(Raw records)
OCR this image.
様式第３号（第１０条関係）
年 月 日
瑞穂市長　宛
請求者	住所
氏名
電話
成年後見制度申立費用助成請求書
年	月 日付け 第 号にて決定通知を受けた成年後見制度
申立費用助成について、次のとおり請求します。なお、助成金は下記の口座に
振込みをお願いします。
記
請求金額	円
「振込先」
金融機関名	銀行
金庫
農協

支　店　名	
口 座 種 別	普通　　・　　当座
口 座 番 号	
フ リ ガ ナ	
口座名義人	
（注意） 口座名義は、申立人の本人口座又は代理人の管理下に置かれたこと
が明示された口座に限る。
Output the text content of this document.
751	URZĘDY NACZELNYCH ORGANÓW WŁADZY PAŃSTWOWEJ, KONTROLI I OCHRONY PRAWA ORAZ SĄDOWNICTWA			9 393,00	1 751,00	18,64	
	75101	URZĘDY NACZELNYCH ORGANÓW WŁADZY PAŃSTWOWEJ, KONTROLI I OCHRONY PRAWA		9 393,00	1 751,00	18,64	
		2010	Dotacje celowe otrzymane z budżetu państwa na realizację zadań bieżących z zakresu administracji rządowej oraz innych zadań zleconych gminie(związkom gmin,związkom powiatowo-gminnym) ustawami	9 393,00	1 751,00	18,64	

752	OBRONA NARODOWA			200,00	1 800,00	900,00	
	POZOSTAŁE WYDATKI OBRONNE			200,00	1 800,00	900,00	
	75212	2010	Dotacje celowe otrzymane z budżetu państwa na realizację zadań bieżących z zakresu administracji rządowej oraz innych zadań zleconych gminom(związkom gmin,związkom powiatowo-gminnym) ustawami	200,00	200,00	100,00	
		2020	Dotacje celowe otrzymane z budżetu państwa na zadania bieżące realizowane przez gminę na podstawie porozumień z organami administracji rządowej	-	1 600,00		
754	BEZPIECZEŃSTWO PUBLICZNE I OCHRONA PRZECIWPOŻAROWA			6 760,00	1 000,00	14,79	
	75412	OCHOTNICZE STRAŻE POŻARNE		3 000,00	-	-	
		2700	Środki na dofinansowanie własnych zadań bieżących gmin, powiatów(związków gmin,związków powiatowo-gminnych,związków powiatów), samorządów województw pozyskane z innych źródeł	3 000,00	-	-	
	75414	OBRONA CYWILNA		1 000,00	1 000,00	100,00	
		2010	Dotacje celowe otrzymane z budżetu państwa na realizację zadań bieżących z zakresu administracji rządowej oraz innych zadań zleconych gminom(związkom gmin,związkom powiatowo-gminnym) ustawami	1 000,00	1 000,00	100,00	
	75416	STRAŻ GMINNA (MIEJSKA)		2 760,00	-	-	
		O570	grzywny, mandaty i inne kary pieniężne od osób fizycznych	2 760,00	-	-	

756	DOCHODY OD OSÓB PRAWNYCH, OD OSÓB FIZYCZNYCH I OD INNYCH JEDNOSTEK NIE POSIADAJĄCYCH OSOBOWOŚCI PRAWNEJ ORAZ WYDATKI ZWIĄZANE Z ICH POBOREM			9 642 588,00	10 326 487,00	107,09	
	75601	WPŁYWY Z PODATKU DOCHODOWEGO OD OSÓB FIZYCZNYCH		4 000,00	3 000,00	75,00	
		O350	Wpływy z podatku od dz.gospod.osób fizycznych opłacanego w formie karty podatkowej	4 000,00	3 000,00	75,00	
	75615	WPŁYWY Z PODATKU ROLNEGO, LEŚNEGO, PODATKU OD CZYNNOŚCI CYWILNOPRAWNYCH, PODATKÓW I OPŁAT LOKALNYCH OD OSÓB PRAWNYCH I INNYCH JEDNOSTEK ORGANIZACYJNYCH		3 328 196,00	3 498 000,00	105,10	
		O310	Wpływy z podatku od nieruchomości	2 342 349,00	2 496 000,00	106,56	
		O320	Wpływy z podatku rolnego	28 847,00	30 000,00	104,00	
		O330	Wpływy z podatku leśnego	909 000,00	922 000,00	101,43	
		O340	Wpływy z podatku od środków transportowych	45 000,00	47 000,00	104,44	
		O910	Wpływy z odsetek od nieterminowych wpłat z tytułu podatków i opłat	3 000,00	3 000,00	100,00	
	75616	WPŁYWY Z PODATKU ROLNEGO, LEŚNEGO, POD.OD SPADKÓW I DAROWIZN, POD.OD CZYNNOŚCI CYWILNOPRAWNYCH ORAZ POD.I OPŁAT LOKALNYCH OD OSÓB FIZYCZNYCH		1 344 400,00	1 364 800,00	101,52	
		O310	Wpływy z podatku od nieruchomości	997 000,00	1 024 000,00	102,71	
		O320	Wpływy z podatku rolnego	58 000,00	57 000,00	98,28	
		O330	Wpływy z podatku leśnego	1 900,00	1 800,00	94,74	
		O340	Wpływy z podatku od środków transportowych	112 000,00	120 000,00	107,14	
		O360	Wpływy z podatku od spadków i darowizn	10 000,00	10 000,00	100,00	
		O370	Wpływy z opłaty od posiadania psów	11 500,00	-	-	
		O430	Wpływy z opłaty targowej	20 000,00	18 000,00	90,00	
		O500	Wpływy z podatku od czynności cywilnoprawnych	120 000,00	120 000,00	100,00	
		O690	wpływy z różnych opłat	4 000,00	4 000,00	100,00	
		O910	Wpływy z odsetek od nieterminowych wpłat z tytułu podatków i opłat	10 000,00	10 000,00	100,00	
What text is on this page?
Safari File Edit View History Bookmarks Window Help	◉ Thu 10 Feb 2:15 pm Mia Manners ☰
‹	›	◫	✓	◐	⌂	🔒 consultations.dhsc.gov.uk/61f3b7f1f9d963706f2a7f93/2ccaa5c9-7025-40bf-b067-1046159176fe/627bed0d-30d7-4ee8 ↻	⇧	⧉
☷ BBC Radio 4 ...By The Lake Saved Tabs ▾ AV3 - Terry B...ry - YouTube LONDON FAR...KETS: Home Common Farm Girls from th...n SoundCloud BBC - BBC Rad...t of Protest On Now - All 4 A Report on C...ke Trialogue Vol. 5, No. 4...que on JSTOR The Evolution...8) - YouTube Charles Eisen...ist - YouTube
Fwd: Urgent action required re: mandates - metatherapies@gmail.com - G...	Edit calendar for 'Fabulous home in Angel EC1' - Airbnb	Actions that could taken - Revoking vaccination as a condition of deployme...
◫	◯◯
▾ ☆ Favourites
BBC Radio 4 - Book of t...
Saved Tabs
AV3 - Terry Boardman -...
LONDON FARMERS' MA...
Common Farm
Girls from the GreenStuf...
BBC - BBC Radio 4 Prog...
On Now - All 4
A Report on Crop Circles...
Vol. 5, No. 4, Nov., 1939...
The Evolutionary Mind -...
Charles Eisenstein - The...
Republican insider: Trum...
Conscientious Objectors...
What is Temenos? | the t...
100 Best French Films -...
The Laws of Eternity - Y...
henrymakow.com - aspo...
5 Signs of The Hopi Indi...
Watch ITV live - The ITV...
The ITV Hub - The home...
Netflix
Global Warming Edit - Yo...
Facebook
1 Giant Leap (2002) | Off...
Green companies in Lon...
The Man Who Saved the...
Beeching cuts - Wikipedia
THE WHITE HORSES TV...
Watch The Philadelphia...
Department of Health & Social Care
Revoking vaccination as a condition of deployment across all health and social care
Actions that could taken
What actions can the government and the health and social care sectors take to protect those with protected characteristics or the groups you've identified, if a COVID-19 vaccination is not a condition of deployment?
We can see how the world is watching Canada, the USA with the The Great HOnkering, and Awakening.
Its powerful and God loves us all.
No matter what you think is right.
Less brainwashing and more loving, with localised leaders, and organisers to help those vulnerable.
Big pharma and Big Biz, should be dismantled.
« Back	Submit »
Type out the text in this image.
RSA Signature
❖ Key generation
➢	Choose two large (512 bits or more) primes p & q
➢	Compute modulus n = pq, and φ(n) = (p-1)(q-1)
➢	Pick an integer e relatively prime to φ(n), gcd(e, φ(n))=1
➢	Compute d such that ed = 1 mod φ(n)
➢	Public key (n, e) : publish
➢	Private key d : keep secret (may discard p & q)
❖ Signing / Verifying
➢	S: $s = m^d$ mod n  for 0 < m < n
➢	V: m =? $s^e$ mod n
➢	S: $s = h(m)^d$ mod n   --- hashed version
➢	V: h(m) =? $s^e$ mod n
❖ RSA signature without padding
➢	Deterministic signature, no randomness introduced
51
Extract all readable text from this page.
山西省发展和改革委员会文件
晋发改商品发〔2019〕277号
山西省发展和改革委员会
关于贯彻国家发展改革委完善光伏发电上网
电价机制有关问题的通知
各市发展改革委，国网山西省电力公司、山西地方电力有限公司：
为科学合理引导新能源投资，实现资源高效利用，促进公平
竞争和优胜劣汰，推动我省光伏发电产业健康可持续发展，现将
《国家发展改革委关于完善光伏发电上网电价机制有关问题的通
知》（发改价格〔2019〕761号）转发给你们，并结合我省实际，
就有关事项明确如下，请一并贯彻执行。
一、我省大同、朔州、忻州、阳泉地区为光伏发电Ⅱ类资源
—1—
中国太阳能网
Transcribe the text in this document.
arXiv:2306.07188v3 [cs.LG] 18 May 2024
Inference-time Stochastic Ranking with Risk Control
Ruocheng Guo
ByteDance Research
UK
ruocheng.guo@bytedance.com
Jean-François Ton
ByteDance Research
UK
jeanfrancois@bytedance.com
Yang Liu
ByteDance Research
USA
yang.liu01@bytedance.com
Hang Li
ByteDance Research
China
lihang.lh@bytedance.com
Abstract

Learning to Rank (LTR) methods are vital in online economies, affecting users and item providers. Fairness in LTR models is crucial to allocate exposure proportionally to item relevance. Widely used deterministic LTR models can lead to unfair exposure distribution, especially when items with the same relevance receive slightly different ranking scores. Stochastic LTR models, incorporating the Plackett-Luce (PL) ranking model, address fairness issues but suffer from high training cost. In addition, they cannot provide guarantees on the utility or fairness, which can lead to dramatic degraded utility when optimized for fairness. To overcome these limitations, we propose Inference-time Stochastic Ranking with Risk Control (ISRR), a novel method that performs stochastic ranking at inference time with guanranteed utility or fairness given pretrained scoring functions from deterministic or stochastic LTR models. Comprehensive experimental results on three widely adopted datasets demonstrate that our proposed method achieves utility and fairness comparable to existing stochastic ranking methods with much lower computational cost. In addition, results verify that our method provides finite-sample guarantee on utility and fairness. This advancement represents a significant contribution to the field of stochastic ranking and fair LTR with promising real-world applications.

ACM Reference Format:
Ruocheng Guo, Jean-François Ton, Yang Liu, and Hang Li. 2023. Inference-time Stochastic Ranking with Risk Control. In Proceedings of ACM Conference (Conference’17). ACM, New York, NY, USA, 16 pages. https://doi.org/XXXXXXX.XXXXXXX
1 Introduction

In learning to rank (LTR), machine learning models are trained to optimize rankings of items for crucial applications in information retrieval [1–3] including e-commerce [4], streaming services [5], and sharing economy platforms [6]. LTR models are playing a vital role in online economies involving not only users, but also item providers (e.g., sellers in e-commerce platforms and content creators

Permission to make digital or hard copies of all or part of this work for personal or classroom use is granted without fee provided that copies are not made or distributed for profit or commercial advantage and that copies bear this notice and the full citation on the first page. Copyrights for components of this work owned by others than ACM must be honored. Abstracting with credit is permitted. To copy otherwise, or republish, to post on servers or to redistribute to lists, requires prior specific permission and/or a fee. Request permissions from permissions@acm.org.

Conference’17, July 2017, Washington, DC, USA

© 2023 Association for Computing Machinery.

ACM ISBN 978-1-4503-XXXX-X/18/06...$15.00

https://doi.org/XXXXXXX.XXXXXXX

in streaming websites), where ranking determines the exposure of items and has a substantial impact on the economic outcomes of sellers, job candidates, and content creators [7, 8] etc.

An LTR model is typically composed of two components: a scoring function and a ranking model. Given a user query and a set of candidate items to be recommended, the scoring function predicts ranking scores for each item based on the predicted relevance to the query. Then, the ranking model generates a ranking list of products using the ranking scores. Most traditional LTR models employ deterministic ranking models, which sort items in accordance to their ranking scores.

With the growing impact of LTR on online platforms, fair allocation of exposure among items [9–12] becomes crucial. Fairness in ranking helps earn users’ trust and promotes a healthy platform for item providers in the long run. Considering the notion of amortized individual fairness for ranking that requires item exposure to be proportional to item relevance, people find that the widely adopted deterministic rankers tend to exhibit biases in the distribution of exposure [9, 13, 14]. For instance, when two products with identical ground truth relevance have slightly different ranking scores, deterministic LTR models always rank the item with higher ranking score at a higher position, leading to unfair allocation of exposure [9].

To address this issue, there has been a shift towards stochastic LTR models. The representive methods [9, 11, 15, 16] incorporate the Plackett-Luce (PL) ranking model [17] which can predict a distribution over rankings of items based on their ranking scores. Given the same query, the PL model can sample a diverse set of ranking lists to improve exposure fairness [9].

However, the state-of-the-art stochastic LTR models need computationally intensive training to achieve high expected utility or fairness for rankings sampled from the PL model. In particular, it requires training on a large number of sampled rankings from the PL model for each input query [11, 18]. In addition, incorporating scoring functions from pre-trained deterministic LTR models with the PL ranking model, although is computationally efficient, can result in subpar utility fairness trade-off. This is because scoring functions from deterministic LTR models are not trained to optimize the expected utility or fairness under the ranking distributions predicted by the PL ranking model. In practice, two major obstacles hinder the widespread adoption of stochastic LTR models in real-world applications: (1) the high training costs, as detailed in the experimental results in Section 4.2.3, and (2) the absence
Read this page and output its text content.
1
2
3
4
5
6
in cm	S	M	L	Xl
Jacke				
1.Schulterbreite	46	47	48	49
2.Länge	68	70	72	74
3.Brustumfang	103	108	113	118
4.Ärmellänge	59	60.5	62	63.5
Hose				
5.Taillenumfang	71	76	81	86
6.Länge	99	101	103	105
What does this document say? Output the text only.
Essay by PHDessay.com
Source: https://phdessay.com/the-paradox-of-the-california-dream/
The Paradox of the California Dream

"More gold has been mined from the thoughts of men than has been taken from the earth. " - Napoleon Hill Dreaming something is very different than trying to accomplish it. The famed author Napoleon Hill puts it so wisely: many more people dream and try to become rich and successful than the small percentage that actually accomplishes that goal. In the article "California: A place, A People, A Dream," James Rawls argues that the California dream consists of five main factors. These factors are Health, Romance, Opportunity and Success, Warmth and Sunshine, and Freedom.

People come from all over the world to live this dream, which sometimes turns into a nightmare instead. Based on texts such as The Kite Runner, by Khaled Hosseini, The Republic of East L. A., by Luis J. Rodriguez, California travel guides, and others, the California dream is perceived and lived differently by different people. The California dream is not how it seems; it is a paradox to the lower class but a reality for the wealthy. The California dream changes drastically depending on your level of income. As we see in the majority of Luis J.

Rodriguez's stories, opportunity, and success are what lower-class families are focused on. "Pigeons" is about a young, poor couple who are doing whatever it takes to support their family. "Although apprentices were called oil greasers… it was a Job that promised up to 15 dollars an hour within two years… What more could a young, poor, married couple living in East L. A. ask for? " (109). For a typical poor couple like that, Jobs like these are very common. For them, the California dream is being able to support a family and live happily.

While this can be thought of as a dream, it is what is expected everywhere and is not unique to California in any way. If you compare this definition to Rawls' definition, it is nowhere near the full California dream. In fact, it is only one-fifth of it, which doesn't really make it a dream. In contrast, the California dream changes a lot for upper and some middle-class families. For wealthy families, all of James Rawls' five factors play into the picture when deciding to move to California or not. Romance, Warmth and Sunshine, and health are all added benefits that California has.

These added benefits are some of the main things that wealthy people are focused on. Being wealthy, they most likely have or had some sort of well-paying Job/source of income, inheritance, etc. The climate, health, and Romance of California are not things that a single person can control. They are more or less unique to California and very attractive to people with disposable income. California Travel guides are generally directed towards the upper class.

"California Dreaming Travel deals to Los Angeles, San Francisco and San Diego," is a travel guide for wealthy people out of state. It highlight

--- Problem description ---
Pull out every line above that holds the word "OCHRONY".

--- Result ---
751	URZĘDY NACZELNYCH ORGANÓW WŁADZY PAŃSTWOWEJ, KONTROLI I OCHRONY PRAWA ORAZ SĄDOWNICTWA			9 393,00	1 751,00	18,64	
	75101	URZĘDY NACZELNYCH ORGANÓW WŁADZY PAŃSTWOWEJ, KONTROLI I OCHRONY PRAWA		9 393,00	1 751,00	18,64	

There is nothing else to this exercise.